- _OBJECTIVE_:
Using the listing below, copy every line that mentions "image".

- _DATA ROWS_:
=======
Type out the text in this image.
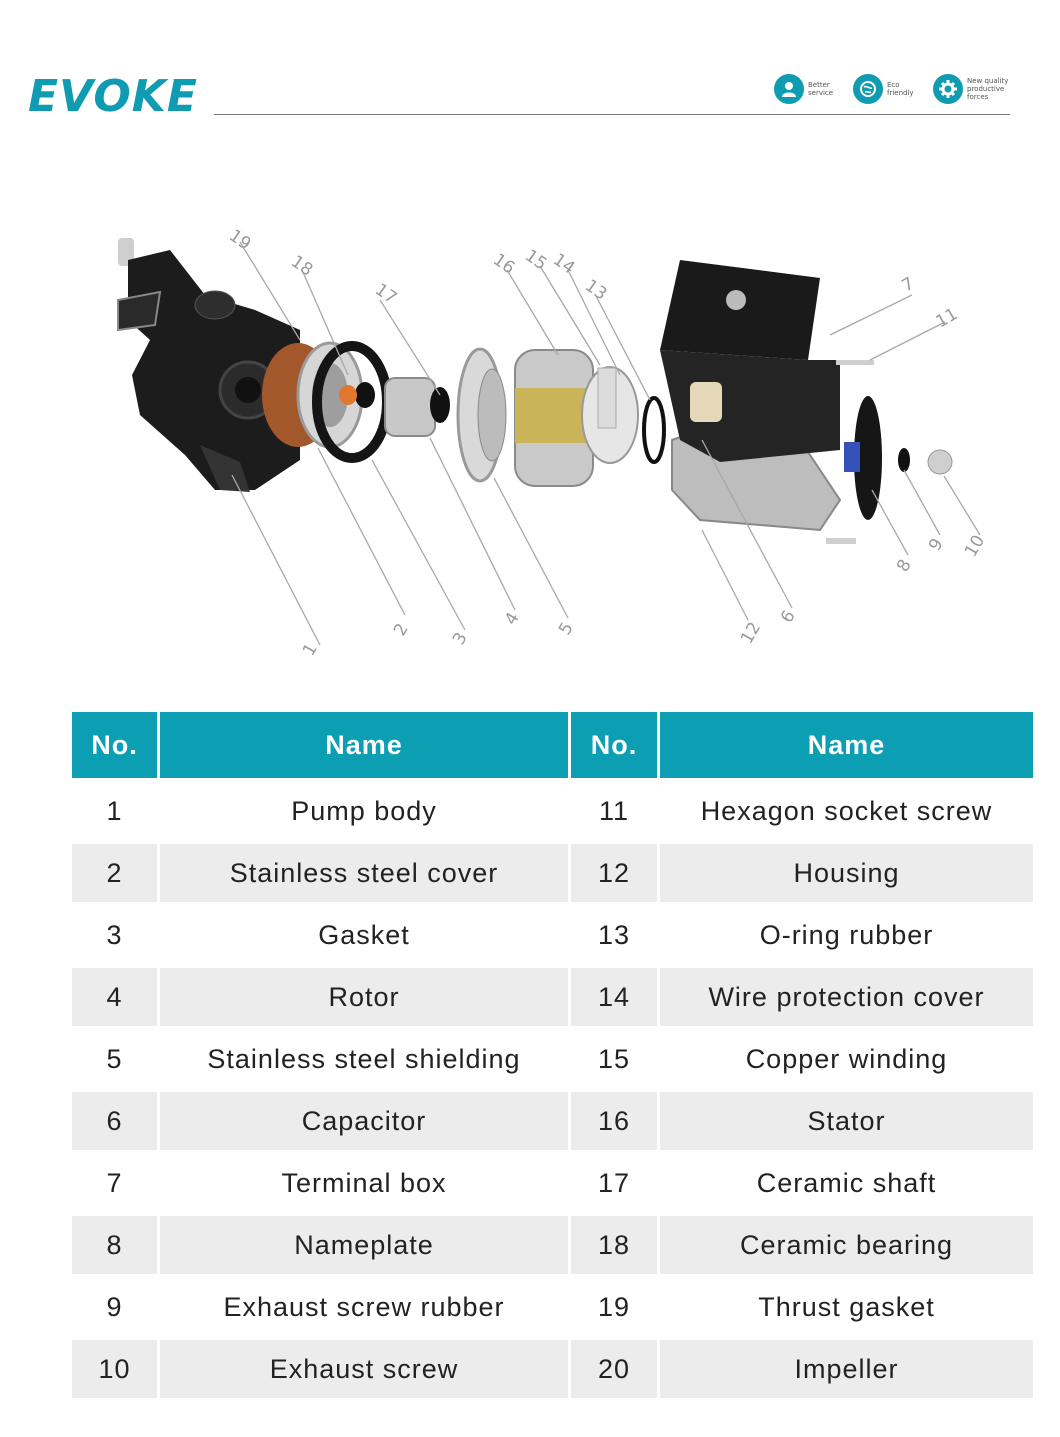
EVOKE	Better
service
Eco
friendly
New quality
productive
forces
19
18
17
16 15
14
13	7
11
1
2 3
4
5	12
6
8
9 10
No.	Name	No.	Name
1	Pump body	11	Hexagon socket screw
2	Stainless steel cover	12	Housing
3	Gasket	13	O-ring rubber
4	Rotor	14	Wire protection cover
5	Stainless steel shielding	15	Copper winding
6	Capacitor	16	Stator
7	Terminal box	17	Ceramic shaft
8	Nameplate	18	Ceramic bearing
9	Exhaust screw rubber	19	Thrust gasket
10	Exhaust screw	20	Impeller
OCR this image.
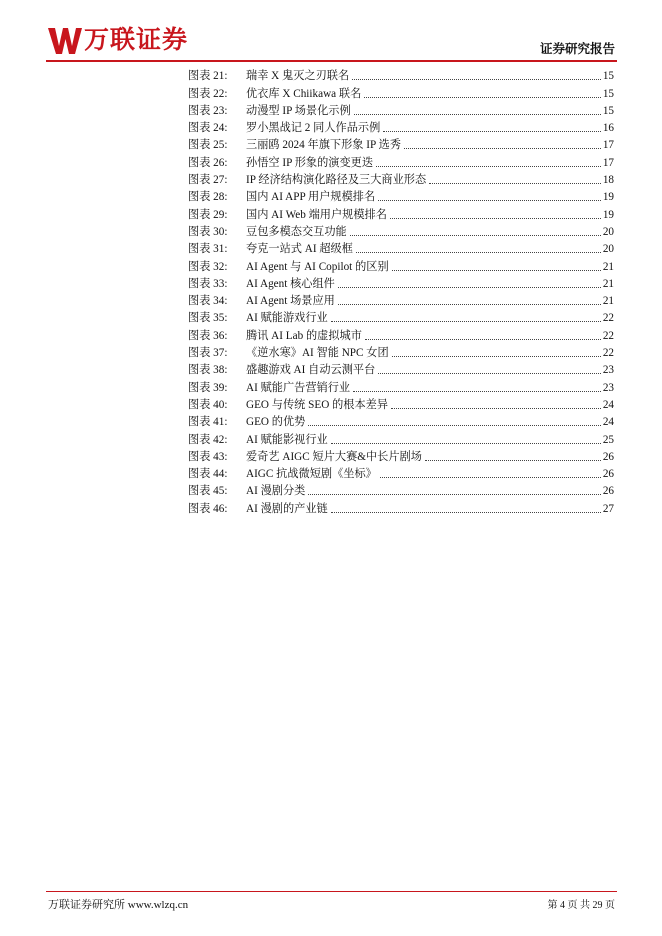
万联证券	证券研究报告
图表 21:	瑞幸 X 鬼灭之刃联名	15
图表 22:	优衣库 X Chiikawa 联名	15
图表 23:	动漫型 IP 场景化示例	15
图表 24:	罗小黑战记 2 同人作品示例	16
图表 25:	三丽鸥 2024 年旗下形象 IP 选秀	17
图表 26:	孙悟空 IP 形象的演变更迭	17
图表 27:	IP 经济结构演化路径及三大商业形态	18
图表 28:	国内 AI APP 用户规模排名	19
图表 29:	国内 AI Web 端用户规模排名	19
图表 30:	豆包多模态交互功能	20
图表 31:	夸克一站式 AI 超级框	20
图表 32:	AI Agent 与 AI Copilot 的区别	21
图表 33:	AI Agent 核心组件	21
图表 34:	AI Agent 场景应用	21
图表 35:	AI 赋能游戏行业	22
图表 36:	腾讯 AI Lab 的虚拟城市	22
图表 37:	《逆水寒》AI 智能 NPC 女团	22
图表 38:	盛趣游戏 AI 自动云测平台	23
图表 39:	AI 赋能广告营销行业	23
图表 40:	GEO 与传统 SEO 的根本差异	24
图表 41:	GEO 的优势	24
图表 42:	AI 赋能影视行业	25
图表 43:	爱奇艺 AIGC 短片大赛&中长片剧场	26
图表 44:	AIGC 抗战微短剧《坐标》	26
图表 45:	AI 漫剧分类	26
图表 46:	AI 漫剧的产业链	27
万联证券研究所 www.wlzq.cn	第 4 页 共 29 页
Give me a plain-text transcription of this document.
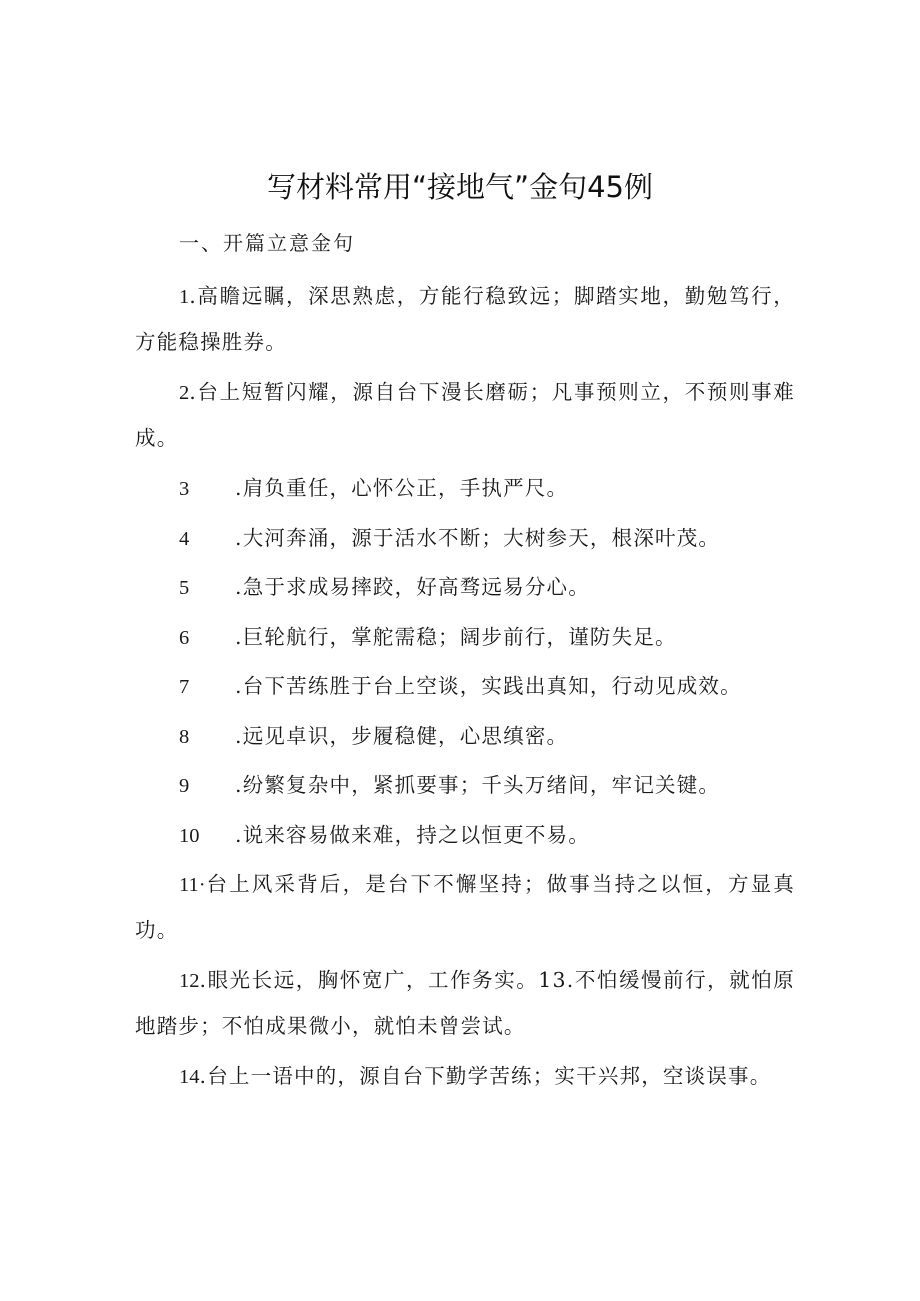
写材料常用“接地气”金句45例
一、开篇立意金句

1.高瞻远瞩，深思熟虑，方能行稳致远；脚踏实地，勤勉笃行，方能稳操胜券。

2.台上短暂闪耀，源自台下漫长磨砺；凡事预则立，不预则事难成。

3 .肩负重任，心怀公正，手执严尺。
4 .大河奔涌，源于活水不断；大树参天，根深叶茂。
5 .急于求成易摔跤，好高骛远易分心。
6 .巨轮航行，掌舵需稳；阔步前行，谨防失足。
7 .台下苦练胜于台上空谈，实践出真知，行动见成效。
8 .远见卓识，步履稳健，心思缜密。
9 .纷繁复杂中，紧抓要事；千头万绪间，牢记关键。
10 .说来容易做来难，持之以恒更不易。

11·台上风采背后，是台下不懈坚持；做事当持之以恒，方显真功。

12.眼光长远，胸怀宽广，工作务实。13.不怕缓慢前行，就怕原地踏步；不怕成果微小，就怕未曾尝试。

14.台上一语中的，源自台下勤学苦练；实干兴邦，空谈误事。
=======
- _REPLY TO THE TASK_:
Type out the text in this image.
OCR this image.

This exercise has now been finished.